DATASET EXTRACT —
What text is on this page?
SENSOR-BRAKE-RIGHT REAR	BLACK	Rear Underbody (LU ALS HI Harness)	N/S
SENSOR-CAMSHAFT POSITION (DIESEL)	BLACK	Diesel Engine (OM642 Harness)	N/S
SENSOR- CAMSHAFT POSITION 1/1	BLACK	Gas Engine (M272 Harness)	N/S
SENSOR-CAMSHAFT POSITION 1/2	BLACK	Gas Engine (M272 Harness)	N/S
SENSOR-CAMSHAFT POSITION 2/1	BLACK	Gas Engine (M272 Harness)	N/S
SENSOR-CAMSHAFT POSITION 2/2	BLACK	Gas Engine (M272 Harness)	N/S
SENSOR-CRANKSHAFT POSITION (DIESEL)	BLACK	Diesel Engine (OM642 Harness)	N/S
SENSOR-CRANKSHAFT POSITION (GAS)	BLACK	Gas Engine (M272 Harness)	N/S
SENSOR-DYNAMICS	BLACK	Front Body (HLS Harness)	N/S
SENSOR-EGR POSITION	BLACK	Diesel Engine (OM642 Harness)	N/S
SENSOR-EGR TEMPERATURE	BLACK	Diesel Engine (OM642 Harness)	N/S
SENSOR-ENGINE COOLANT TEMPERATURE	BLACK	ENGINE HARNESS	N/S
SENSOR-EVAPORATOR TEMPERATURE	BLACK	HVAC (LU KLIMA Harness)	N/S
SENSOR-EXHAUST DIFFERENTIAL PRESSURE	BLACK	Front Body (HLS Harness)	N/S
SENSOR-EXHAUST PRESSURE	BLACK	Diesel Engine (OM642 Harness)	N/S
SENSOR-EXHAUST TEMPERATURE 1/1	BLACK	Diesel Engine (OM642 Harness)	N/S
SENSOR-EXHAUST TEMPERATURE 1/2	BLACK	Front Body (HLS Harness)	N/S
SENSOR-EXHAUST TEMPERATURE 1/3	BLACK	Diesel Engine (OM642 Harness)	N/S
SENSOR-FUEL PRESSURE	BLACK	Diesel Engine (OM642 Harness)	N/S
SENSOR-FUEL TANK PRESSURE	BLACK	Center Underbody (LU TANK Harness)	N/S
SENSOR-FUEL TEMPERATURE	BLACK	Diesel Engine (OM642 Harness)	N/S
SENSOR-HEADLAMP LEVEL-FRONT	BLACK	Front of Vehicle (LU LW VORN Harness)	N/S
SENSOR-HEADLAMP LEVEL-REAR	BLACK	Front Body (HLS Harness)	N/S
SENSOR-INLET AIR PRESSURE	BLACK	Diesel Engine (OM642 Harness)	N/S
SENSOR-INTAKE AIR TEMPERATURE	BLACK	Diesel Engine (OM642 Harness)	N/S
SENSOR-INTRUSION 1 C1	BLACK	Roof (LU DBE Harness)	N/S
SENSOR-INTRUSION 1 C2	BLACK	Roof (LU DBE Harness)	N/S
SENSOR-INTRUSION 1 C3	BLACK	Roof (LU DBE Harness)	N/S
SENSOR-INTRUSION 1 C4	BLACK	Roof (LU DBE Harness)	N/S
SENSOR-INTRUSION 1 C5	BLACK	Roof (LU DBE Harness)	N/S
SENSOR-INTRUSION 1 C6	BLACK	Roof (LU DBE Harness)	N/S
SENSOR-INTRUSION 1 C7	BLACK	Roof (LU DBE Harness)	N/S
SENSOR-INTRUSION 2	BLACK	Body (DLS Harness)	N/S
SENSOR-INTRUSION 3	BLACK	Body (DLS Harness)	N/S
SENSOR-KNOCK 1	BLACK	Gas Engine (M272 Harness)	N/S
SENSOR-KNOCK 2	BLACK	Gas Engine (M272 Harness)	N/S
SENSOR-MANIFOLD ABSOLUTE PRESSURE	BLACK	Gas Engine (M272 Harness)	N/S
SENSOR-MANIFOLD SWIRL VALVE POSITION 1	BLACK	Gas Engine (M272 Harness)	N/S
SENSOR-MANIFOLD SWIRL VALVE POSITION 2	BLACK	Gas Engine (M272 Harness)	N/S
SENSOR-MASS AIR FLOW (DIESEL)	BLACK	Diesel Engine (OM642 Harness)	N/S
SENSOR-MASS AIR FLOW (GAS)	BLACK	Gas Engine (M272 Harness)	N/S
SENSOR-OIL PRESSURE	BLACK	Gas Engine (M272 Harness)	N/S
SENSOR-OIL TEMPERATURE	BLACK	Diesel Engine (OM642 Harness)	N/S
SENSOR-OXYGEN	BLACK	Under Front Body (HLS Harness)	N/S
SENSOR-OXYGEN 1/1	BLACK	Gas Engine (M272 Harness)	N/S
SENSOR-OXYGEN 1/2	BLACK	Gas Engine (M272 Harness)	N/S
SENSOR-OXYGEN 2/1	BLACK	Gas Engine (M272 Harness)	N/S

WRITTEN INSTRUCTION — Tally the lines of the material above that contain the word "CAMSHAFT" and report the total alone.

ANSWER TO THIS EXERCISE — 5